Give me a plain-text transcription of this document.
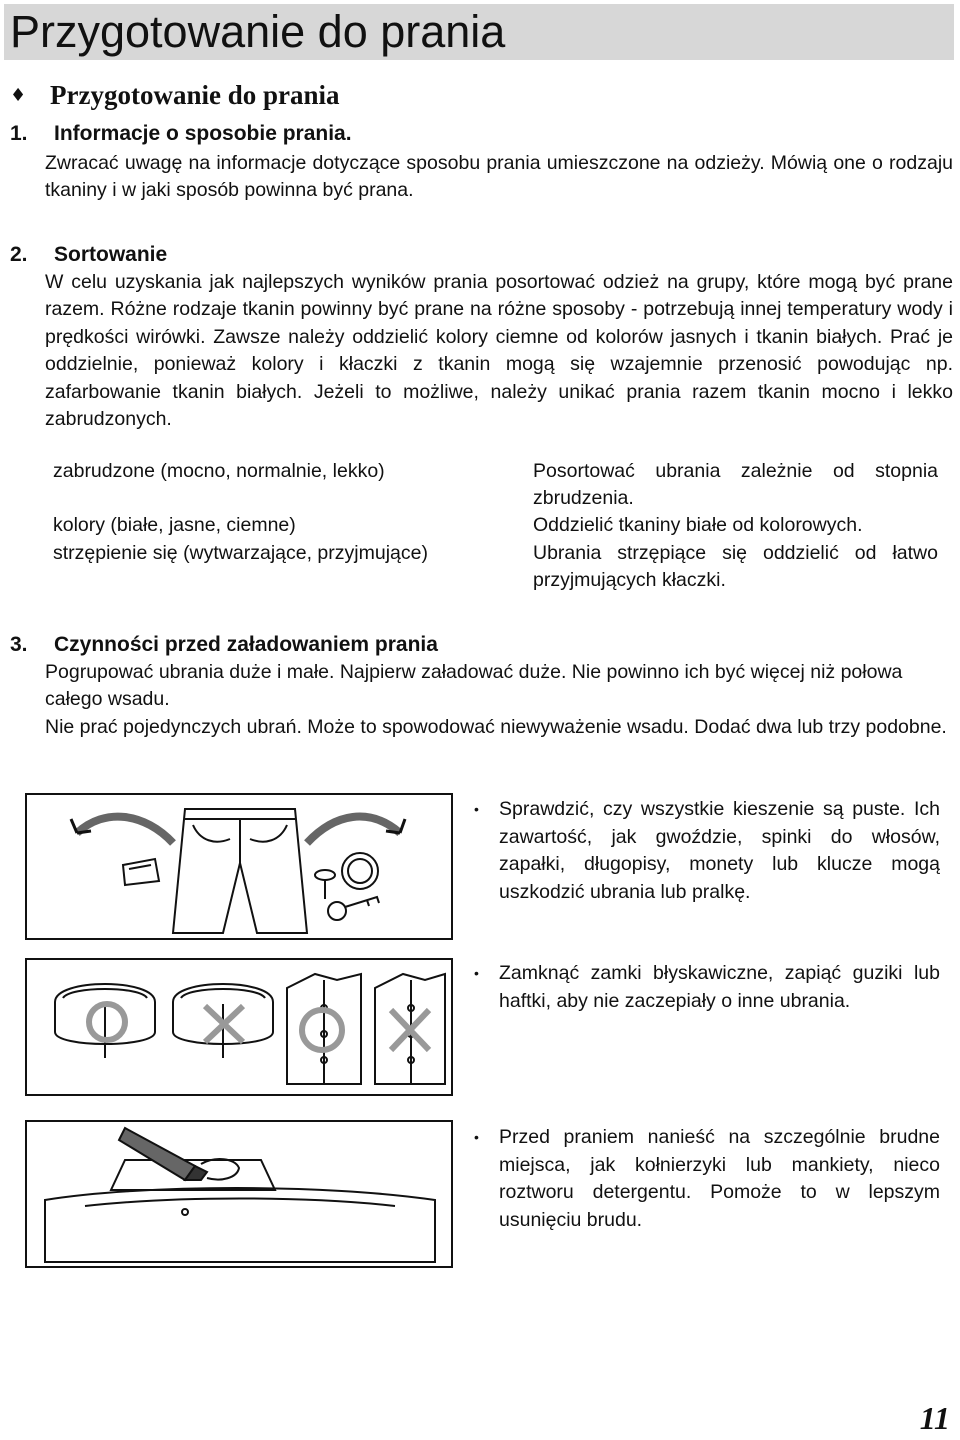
Przygotowanie do prania
♦ Przygotowanie do prania
1. Informacje o sposobie prania.

Zwracać uwagę na informacje dotyczące sposobu prania umieszczone na odzieży. Mówią one o rodzaju tkaniny i w jaki sposób powinna być prana.

2. Sortowanie

W celu uzyskania jak najlepszych wyników prania posortować odzież na grupy, które mogą być prane razem. Różne rodzaje tkanin powinny być prane na różne sposoby - potrzebują innej temperatury wody i prędkości wirówki. Zawsze należy oddzielić kolory ciemne od kolorów jasnych i tkanin białych. Prać je oddzielnie, ponieważ kolory i kłaczki z tkanin mogą się wzajemnie przenosić powodując np. zafarbowanie tkanin białych. Jeżeli to możliwe, należy unikać prania razem tkanin mocno i lekko zabrudzonych.

zabrudzone (mocno, normalnie, lekko)	Posortować ubrania zależnie od stopnia zbrudzenia.
kolory (białe, jasne, ciemne)	Oddzielić tkaniny białe od kolorowych.
strzępienie się (wytwarzające, przyjmujące)	Ubrania strzępiące się oddzielić od łatwo przyjmujących kłaczki.
3. Czynności przed załadowaniem prania

Pogrupować ubrania duże i małe. Najpierw załadować duże. Nie powinno ich być więcej niż połowa całego wsadu.

Nie prać pojedynczych ubrań. Może to spowodować niewyważenie wsadu. Dodać dwa lub trzy podobne.

• Sprawdzić, czy wszystkie kieszenie są puste. Ich zawartość, jak gwoździe, spinki do włosów, zapałki, długopisy, monety lub klucze mogą uszkodzić ubrania lub pralkę.
• Zamknąć zamki błyskawiczne, zapiąć guziki lub haftki, aby nie zaczepiały o inne ubrania.
• Przed praniem nanieść na szczególnie brudne miejsca, jak kołnierzyki lub mankiety, nieco roztworu detergentu. Pomoże to w lepszym usunięciu brudu.
11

===============

Work required:
Omit pictures; set down the rest of the material word for word.

Completed task:
Give me a plain-text transcription of this document.
Przygotowanie do prania
♦ Przygotowanie do prania
1. Informacje o sposobie prania.

Zwracać uwagę na informacje dotyczące sposobu prania umieszczone na odzieży. Mówią one o rodzaju tkaniny i w jaki sposób powinna być prana.

2. Sortowanie

W celu uzyskania jak najlepszych wyników prania posortować odzież na grupy, które mogą być prane razem. Różne rodzaje tkanin powinny być prane na różne sposoby - potrzebują innej temperatury wody i prędkości wirówki. Zawsze należy oddzielić kolory ciemne od kolorów jasnych i tkanin białych. Prać je oddzielnie, ponieważ kolory i kłaczki z tkanin mogą się wzajemnie przenosić powodując np. zafarbowanie tkanin białych. Jeżeli to możliwe, należy unikać prania razem tkanin mocno i lekko zabrudzonych.

zabrudzone (mocno, normalnie, lekko)	Posortować ubrania zależnie od stopnia zbrudzenia.
kolory (białe, jasne, ciemne)	Oddzielić tkaniny białe od kolorowych.
strzępienie się (wytwarzające, przyjmujące)	Ubrania strzępiące się oddzielić od łatwo przyjmujących kłaczki.
3. Czynności przed załadowaniem prania

Pogrupować ubrania duże i małe. Najpierw załadować duże. Nie powinno ich być więcej niż połowa całego wsadu.

Nie prać pojedynczych ubrań. Może to spowodować niewyważenie wsadu. Dodać dwa lub trzy podobne.

• Sprawdzić, czy wszystkie kieszenie są puste. Ich zawartość, jak gwoździe, spinki do włosów, zapałki, długopisy, monety lub klucze mogą uszkodzić ubrania lub pralkę.
• Zamknąć zamki błyskawiczne, zapiąć guziki lub haftki, aby nie zaczepiały o inne ubrania.
• Przed praniem nanieść na szczególnie brudne miejsca, jak kołnierzyki lub mankiety, nieco roztworu detergentu. Pomoże to w lepszym usunięciu brudu.
11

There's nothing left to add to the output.